WHAT THE TASK REQUIRES: Transcribe all of the data below line for line, without changing any character, and omit the pictures.

--- Begin ---

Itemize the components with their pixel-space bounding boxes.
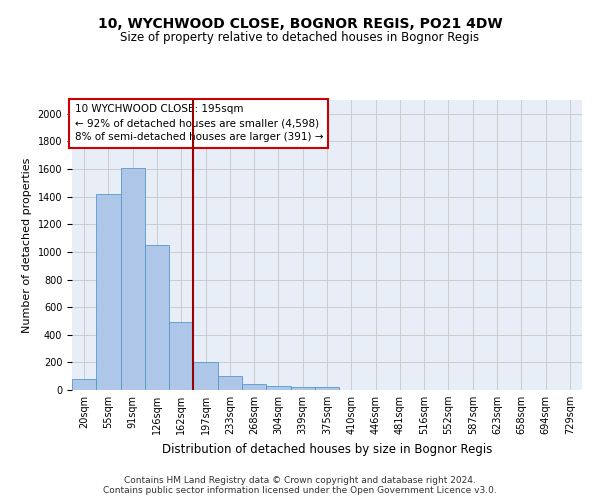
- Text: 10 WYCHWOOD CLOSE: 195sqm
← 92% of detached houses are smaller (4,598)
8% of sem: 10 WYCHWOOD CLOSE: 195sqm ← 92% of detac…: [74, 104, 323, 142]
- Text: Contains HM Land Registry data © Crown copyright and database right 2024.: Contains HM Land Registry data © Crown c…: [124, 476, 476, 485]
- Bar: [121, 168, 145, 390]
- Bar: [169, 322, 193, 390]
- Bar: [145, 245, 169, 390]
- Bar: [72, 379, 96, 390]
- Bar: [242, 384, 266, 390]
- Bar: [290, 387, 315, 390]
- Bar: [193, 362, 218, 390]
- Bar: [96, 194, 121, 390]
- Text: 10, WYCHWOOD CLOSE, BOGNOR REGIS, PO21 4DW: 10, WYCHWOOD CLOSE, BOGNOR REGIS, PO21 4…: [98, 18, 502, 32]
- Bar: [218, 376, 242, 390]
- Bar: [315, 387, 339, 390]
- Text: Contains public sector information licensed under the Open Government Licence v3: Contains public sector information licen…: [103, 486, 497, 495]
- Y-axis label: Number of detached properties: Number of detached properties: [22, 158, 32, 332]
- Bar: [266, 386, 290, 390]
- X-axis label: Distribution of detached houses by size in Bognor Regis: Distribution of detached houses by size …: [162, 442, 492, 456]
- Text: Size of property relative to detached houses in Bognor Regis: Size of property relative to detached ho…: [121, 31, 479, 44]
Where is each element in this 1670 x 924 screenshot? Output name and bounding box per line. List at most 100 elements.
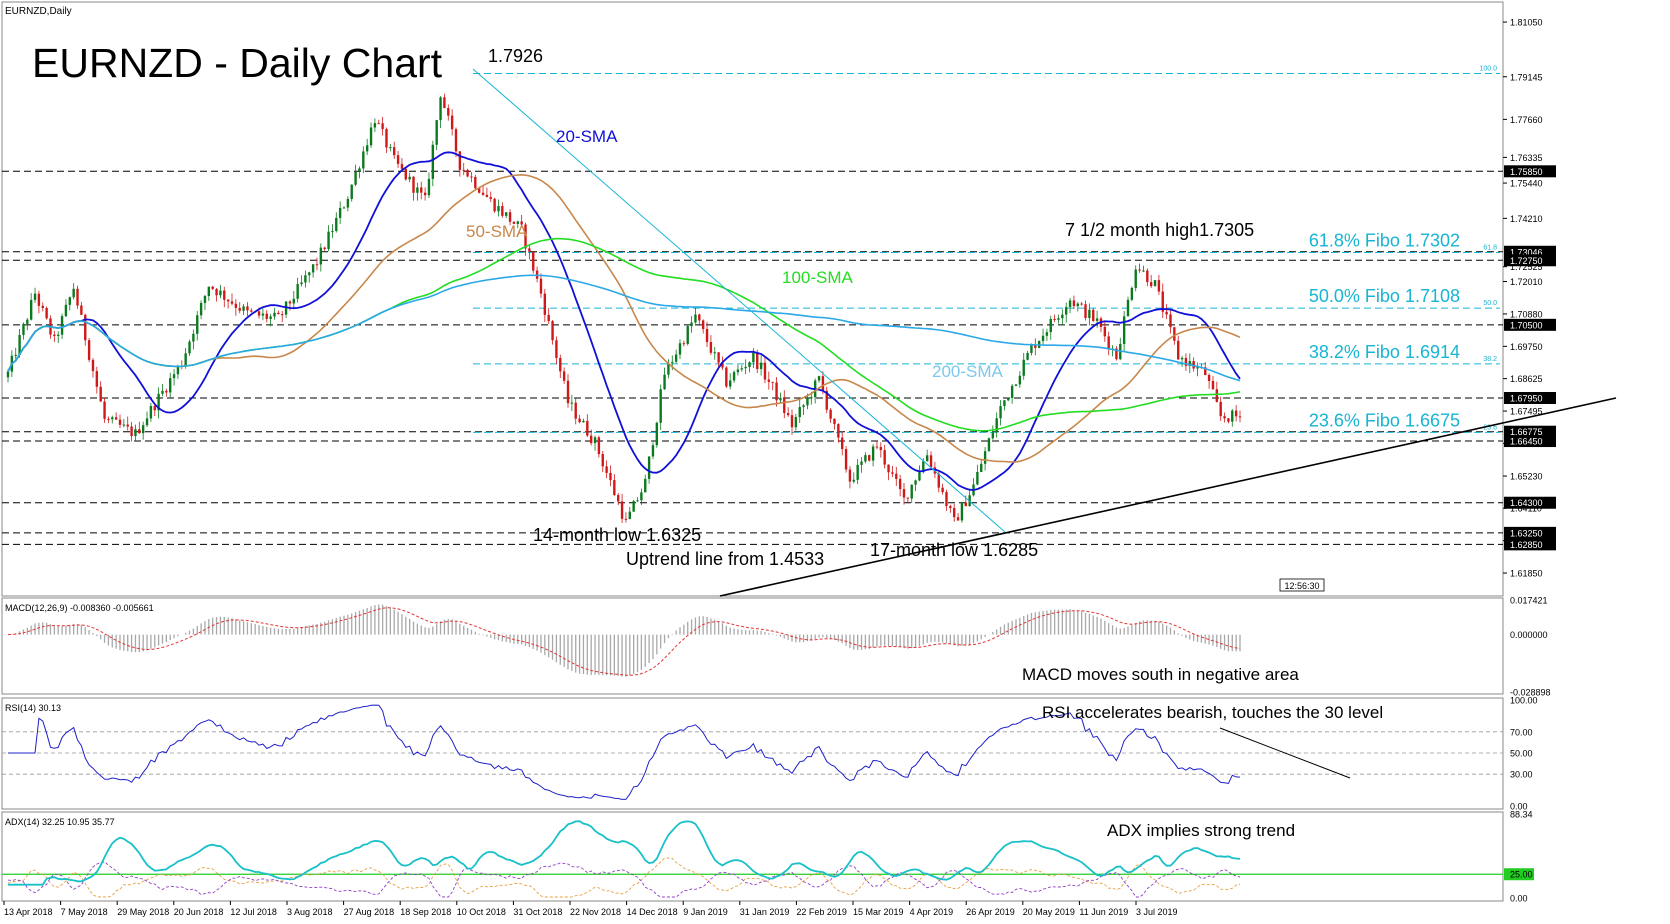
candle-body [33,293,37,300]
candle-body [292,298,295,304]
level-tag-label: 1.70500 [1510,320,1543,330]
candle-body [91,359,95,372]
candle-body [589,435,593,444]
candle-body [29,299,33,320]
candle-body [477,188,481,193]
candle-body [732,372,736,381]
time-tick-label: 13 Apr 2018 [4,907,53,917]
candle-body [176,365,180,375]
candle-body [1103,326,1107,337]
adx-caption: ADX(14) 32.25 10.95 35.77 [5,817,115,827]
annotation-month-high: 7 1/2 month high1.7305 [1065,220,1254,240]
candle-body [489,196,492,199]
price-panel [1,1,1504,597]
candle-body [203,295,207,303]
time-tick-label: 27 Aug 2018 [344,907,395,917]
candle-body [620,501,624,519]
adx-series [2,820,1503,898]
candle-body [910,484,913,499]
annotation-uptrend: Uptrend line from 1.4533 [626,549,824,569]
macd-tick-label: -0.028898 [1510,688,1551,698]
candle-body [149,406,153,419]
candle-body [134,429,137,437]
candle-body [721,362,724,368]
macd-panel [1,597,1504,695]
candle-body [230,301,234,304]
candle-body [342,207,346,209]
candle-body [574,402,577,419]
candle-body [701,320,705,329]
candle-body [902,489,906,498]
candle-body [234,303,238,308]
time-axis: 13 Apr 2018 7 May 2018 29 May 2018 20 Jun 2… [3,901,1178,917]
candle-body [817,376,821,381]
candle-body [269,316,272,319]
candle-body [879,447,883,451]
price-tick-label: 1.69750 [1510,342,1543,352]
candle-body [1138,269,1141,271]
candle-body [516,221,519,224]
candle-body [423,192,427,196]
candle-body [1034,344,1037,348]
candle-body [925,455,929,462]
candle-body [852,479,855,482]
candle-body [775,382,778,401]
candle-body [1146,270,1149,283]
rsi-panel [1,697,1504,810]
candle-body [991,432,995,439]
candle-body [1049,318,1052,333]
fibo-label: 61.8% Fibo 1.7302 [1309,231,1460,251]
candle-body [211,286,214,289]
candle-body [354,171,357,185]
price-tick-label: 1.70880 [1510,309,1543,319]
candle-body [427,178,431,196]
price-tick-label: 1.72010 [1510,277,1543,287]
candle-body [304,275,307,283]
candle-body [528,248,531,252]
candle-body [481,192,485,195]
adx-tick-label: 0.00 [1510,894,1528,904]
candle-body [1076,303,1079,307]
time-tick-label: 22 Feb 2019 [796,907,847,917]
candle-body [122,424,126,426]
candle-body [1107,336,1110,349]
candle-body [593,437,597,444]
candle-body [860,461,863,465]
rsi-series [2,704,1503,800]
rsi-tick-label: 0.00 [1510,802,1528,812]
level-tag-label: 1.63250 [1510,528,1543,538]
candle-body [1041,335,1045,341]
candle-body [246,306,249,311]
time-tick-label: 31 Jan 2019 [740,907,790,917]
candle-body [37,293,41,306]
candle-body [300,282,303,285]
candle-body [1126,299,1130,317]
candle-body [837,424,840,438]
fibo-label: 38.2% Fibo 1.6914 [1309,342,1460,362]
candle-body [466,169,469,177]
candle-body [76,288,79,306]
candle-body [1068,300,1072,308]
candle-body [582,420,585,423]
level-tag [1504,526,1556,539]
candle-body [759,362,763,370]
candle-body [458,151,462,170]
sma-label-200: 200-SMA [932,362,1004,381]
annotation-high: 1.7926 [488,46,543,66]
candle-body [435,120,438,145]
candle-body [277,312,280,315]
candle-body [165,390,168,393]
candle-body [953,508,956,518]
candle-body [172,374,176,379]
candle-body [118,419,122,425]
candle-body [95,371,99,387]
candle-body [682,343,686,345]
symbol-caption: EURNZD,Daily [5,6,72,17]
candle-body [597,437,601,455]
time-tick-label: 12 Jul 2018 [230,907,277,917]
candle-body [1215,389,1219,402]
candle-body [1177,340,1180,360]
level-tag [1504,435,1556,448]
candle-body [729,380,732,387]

--- End ---

FINISHED EXERCISE:
Itemize the components with their pixel-space bounding boxes.
- Text: 10 WYCHWOOD CLOSE: 195sqm
← 92% of detached houses are smaller (4,598)
8% of sem: 10 WYCHWOOD CLOSE: 195sqm ← 92% of detac…: [74, 104, 323, 142]
- Text: Contains HM Land Registry data © Crown copyright and database right 2024.: Contains HM Land Registry data © Crown c…: [124, 476, 476, 485]
- Bar: [121, 168, 145, 390]
- Bar: [169, 322, 193, 390]
- Bar: [145, 245, 169, 390]
- Bar: [72, 379, 96, 390]
- Bar: [242, 384, 266, 390]
- Bar: [290, 387, 315, 390]
- Bar: [193, 362, 218, 390]
- Bar: [96, 194, 121, 390]
- Text: 10, WYCHWOOD CLOSE, BOGNOR REGIS, PO21 4DW: 10, WYCHWOOD CLOSE, BOGNOR REGIS, PO21 4…: [98, 18, 502, 32]
- Bar: [218, 376, 242, 390]
- Bar: [315, 387, 339, 390]
- Text: Contains public sector information licensed under the Open Government Licence v3: Contains public sector information licen…: [103, 486, 497, 495]
- Y-axis label: Number of detached properties: Number of detached properties: [22, 158, 32, 332]
- Bar: [266, 386, 290, 390]
- X-axis label: Distribution of detached houses by size in Bognor Regis: Distribution of detached houses by size …: [162, 442, 492, 456]
- Text: Size of property relative to detached houses in Bognor Regis: Size of property relative to detached ho…: [121, 31, 479, 44]
Where is each element in this 1670 x 924 screenshot? Output name and bounding box per line. List at most 100 elements.
candle-body [33,293,37,300]
candle-body [292,298,295,304]
level-tag-label: 1.70500 [1510,320,1543,330]
candle-body [91,359,95,372]
candle-body [589,435,593,444]
candle-body [29,299,33,320]
candle-body [477,188,481,193]
candle-body [732,372,736,381]
time-tick-label: 13 Apr 2018 [4,907,53,917]
candle-body [176,365,180,375]
candle-body [1103,326,1107,337]
adx-caption: ADX(14) 32.25 10.95 35.77 [5,817,115,827]
annotation-month-high: 7 1/2 month high1.7305 [1065,220,1254,240]
candle-body [489,196,492,199]
price-panel [1,1,1504,597]
candle-body [203,295,207,303]
time-tick-label: 27 Aug 2018 [344,907,395,917]
candle-body [620,501,624,519]
adx-series [2,820,1503,898]
candle-body [910,484,913,499]
annotation-uptrend: Uptrend line from 1.4533 [626,549,824,569]
macd-tick-label: -0.028898 [1510,688,1551,698]
candle-body [149,406,153,419]
candle-body [134,429,137,437]
candle-body [721,362,724,368]
macd-panel [1,597,1504,695]
candle-body [230,301,234,304]
candle-body [342,207,346,209]
candle-body [574,402,577,419]
candle-body [701,320,705,329]
candle-body [902,489,906,498]
candle-body [234,303,238,308]
time-axis: 13 Apr 2018 7 May 2018 29 May 2018 20 Jun 2… [3,901,1178,917]
candle-body [817,376,821,381]
candle-body [269,316,272,319]
candle-body [879,447,883,451]
price-tick-label: 1.69750 [1510,342,1543,352]
candle-body [1138,269,1141,271]
candle-body [516,221,519,224]
candle-body [423,192,427,196]
candle-body [1034,344,1037,348]
candle-body [925,455,929,462]
candle-body [852,479,855,482]
candle-body [775,382,778,401]
candle-body [1146,270,1149,283]
rsi-panel [1,697,1504,810]
candle-body [991,432,995,439]
candle-body [1049,318,1052,333]
fibo-label: 61.8% Fibo 1.7302 [1309,231,1460,251]
candle-body [211,286,214,289]
candle-body [354,171,357,185]
price-tick-label: 1.70880 [1510,309,1543,319]
candle-body [427,178,431,196]
price-tick-label: 1.72010 [1510,277,1543,287]
candle-body [304,275,307,283]
candle-body [528,248,531,252]
candle-body [481,192,485,195]
adx-tick-label: 0.00 [1510,894,1528,904]
candle-body [1076,303,1079,307]
time-tick-label: 22 Feb 2019 [796,907,847,917]
candle-body [122,424,126,426]
candle-body [1107,336,1110,349]
candle-body [593,437,597,444]
candle-body [860,461,863,465]
rsi-series [2,704,1503,800]
rsi-tick-label: 0.00 [1510,802,1528,812]
level-tag-label: 1.63250 [1510,528,1543,538]
candle-body [1041,335,1045,341]
candle-body [246,306,249,311]
time-tick-label: 31 Jan 2019 [740,907,790,917]
candle-body [37,293,41,306]
candle-body [300,282,303,285]
candle-body [1126,299,1130,317]
candle-body [837,424,840,438]
fibo-label: 38.2% Fibo 1.6914 [1309,342,1460,362]
candle-body [466,169,469,177]
candle-body [76,288,79,306]
candle-body [1068,300,1072,308]
candle-body [582,420,585,423]
level-tag [1504,526,1556,539]
candle-body [759,362,763,370]
candle-body [458,151,462,170]
sma-label-200: 200-SMA [932,362,1004,381]
annotation-high: 1.7926 [488,46,543,66]
candle-body [435,120,438,145]
candle-body [277,312,280,315]
candle-body [165,390,168,393]
candle-body [953,508,956,518]
candle-body [172,374,176,379]
candle-body [118,419,122,425]
candle-body [95,371,99,387]
candle-body [682,343,686,345]
symbol-caption: EURNZD,Daily [5,6,72,17]
candle-body [597,437,601,455]
time-tick-label: 12 Jul 2018 [230,907,277,917]
candle-body [1215,389,1219,402]
candle-body [1177,340,1180,360]
level-tag [1504,435,1556,448]
candle-body [729,380,732,387]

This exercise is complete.